===== EXTRACTO DE PÁGINA =====

La Habana es una calurosa ciudad del Caribe que, entre abril y septiembre, puede sobrepasar los 40 °C. El calor es un antagonista de la literatura cubana desde el siglo XIX, cuando el poeta modernista Julián del Casal tituló Nieve (1892) uno de sus libros, que llegó a publicarse en la Ciudad de México con prólogo de Luis G. Urbina. O desde que Virgilio Piñera nombrara Aire frío (1959) a una de sus más conocidas piezas teatrales, donde el personaje de Luz Marina se queja de que, en “pleno noviembre”, se está “achicharrando”.
Tal vez por eso corrió con tan buena fortuna la expresión “deshielo” para referir el breve momento, entre 2014 y 2016, en que se restablecieron nexos diplomáticos entre Estados Unidos y Cuba y la economía y la sociedad de la isla vivieron un alivio superficial y pasajero. La metáfora, de resonancia soviética, parecía designar el descongelamiento de una zona tórrida sin remedio, condenada a las altas temperaturas en nombre de la continuidad.
Aunque efímero o ilusorio, el deshielo logró alguna presencia en la literatura de la isla. Escritoras y escritores cubanos han atisbado ese momento localizable entre la reapertura de embajadas en diciembre de 2014 y la muerte de Fidel Castro en noviembre de 2016 como un umbral hacia un futuro posible que súbitamente se clausuró. Lo dice Carlos Manuel Álvarez con transparencia en un pasaje de su libro La tribu. Retratos de Cuba (Sexto Piso, 2017), cuando asegura que el ritmo de la historia de Cuba parecía haber pasado del maratón a los cien metros planos, pero con un pueblo “dopado” o “grogui” por una prolongada mistificación de la historia.
La Habana del deshielo, o mejor, La Habana de Obama como locación de un video de Camila Cabello, aparece también en el filoso libro de prosas de Ena Lucía Portela, Con hambre y sin dinero (Unión, 2018). Allí se escenifica el desencuentro entre la ciudad que sufre la escritora y el ícono con que fantasea el turista, el diplomático, el fellow traveler o el agente literario. Mientras una es “calurosa, húmeda, llena de bichos y ruidos, a sus horas violentas, apagada, misérrima, loca, jodida, puerca y definitivamente mierdera”, la otra es “una metáfora, un símbolo… Del fracaso, a lo mejor. Del ingente vacío que nos dejan las ilusiones perdidas”.

===== DATOS EXTRAÍDOS =====

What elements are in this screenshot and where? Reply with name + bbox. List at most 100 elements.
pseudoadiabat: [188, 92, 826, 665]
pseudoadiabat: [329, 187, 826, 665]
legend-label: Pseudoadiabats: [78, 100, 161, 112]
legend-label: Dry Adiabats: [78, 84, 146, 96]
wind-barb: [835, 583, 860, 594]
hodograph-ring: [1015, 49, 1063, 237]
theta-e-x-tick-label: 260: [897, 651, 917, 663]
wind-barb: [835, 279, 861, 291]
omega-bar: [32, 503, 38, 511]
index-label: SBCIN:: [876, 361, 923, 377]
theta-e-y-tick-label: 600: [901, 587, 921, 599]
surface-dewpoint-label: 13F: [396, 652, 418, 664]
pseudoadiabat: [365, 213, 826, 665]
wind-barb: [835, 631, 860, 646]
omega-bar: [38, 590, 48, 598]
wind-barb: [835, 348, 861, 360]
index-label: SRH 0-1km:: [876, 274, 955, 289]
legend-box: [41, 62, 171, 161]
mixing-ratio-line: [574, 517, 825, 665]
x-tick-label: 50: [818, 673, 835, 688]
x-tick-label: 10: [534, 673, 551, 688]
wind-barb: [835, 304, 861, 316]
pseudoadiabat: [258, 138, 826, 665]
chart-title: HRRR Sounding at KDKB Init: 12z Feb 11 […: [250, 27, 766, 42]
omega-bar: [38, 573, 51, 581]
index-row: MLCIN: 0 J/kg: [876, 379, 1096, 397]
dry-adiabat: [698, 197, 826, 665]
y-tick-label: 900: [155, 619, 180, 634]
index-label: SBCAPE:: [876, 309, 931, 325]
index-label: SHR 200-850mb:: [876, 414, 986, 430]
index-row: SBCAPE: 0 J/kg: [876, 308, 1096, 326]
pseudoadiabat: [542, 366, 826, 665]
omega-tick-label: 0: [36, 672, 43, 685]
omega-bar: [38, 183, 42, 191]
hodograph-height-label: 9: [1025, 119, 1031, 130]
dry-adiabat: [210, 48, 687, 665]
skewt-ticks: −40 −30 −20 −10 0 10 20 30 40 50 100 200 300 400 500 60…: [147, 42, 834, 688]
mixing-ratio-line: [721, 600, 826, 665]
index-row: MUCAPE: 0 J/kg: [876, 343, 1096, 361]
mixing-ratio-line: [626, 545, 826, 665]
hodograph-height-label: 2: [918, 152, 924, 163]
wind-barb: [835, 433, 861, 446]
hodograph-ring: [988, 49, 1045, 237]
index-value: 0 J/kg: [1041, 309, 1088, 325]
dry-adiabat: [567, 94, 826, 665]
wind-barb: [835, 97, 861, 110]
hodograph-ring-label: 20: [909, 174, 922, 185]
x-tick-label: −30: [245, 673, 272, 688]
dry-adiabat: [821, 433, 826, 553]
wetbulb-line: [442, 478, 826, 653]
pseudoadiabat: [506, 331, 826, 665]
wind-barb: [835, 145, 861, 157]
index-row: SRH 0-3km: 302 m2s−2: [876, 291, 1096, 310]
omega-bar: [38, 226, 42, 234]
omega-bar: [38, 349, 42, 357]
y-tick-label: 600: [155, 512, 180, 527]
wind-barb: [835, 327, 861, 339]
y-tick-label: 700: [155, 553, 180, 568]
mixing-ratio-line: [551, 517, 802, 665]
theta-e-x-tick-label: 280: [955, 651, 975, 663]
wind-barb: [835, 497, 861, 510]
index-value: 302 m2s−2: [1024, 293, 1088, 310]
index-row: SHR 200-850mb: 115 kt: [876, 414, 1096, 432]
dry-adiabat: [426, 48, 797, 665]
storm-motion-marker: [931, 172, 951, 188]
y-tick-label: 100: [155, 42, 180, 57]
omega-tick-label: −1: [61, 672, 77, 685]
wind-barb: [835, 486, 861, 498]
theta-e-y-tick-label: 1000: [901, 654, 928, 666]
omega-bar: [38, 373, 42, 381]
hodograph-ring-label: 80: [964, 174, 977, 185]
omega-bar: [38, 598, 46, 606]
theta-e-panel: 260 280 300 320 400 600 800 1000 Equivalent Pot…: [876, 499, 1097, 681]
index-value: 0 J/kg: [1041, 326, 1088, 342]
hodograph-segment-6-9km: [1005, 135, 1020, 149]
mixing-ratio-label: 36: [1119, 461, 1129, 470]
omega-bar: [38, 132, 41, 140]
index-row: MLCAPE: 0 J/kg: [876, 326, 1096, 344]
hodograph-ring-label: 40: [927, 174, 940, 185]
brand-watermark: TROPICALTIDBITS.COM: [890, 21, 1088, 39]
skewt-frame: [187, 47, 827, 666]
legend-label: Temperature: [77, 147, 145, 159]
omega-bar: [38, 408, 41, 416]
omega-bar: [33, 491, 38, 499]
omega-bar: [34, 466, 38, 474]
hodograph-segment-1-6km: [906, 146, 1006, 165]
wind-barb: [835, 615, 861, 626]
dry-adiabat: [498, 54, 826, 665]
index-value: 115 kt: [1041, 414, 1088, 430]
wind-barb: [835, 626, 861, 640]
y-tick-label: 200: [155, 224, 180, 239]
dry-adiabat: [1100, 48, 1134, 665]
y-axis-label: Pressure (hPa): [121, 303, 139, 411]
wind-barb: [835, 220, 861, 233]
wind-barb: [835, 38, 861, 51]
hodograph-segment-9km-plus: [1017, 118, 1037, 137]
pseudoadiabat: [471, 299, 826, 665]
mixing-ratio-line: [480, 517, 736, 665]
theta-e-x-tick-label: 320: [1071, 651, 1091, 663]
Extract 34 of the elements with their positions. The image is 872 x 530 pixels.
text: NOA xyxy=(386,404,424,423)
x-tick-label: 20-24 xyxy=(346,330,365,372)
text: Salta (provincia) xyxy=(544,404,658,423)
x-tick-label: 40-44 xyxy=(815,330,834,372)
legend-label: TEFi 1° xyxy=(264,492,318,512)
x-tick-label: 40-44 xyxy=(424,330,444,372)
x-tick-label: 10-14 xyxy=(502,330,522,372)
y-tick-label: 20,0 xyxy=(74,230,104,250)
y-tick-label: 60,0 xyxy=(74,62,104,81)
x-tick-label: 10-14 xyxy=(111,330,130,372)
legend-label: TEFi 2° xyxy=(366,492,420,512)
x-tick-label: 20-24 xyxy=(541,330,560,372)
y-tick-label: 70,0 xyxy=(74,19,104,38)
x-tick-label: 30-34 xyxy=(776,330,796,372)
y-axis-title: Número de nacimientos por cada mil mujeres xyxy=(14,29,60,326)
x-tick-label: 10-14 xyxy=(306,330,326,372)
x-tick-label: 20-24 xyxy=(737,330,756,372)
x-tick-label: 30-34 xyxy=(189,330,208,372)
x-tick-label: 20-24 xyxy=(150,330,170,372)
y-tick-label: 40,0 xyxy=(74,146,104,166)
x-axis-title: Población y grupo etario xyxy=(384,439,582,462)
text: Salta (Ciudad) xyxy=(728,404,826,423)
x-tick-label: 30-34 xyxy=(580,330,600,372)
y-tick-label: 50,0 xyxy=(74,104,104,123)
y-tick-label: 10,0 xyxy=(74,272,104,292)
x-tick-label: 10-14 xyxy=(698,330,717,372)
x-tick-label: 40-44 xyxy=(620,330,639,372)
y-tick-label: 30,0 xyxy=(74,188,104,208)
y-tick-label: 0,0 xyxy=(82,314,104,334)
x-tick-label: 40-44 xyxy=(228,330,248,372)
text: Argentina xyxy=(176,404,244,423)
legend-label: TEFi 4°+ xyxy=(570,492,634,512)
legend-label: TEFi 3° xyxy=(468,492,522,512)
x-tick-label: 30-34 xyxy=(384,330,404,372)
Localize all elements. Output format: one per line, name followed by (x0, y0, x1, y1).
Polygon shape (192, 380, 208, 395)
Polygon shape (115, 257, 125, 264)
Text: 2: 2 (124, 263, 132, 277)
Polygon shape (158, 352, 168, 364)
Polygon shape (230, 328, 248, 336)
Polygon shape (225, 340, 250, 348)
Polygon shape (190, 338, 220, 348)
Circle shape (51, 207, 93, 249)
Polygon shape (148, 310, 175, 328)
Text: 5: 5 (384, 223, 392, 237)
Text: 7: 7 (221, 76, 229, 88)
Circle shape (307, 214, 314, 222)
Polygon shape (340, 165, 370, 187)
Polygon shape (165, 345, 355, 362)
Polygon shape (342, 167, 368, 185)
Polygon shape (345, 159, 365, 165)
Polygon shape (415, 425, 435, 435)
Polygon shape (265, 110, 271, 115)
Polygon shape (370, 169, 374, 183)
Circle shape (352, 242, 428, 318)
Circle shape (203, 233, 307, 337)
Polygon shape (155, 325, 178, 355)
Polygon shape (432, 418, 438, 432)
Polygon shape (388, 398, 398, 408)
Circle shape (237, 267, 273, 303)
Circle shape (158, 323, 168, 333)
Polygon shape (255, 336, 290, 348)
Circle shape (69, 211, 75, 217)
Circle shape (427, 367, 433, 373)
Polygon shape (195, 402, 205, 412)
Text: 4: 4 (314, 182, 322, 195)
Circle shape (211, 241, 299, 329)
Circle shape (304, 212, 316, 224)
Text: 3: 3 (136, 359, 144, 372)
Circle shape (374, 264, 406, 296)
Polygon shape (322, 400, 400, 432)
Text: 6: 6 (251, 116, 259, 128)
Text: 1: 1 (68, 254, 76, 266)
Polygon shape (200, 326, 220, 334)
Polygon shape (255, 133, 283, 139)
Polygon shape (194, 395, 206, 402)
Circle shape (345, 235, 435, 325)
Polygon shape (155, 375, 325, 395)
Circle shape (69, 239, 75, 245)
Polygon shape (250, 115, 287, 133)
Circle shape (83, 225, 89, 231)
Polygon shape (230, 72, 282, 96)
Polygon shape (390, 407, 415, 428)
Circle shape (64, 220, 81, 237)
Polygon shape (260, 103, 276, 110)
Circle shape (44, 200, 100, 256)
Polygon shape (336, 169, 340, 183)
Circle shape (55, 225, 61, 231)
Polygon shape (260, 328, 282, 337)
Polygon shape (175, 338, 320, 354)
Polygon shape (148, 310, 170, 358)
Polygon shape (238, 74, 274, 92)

=====

= TAREA ASIGNADA A =
Según el extracto sobre el deshielo en la literatura cubana, ¿en qué año se publicó el libro Nieve de Julián del Casal?
= TAREA ASIGNADA B =
Actualiza el pasaje del extracto sobre el deshielo en la literatura cubana de "Aunque efímero o" a "de la historia.", con "reanudación" en lugar de "reapertura".

= RESULTADO A =
En 1892.

= RESULTADO B =
Aunque efímero o ilusorio, el deshielo logró alguna presencia en la literatura de la isla. Escritoras y escritores cubanos han atisbado ese momento localizable entre la reanudación de embajadas en diciembre de 2014 y la muerte de Fidel Castro en noviembre de 2016 como un umbral hacia un futuro posible que súbitamente se clausuró. Lo dice Carlos Manuel Álvarez con transparencia en un pasaje de su libro La tribu. Retratos de Cuba (Sexto Piso, 2017), cuando asegura que el ritmo de la historia de Cuba parecía haber pasado del maratón a los cien metros planos, pero con un pueblo “dopado” o “grogui” por una prolongada mistificación de la historia.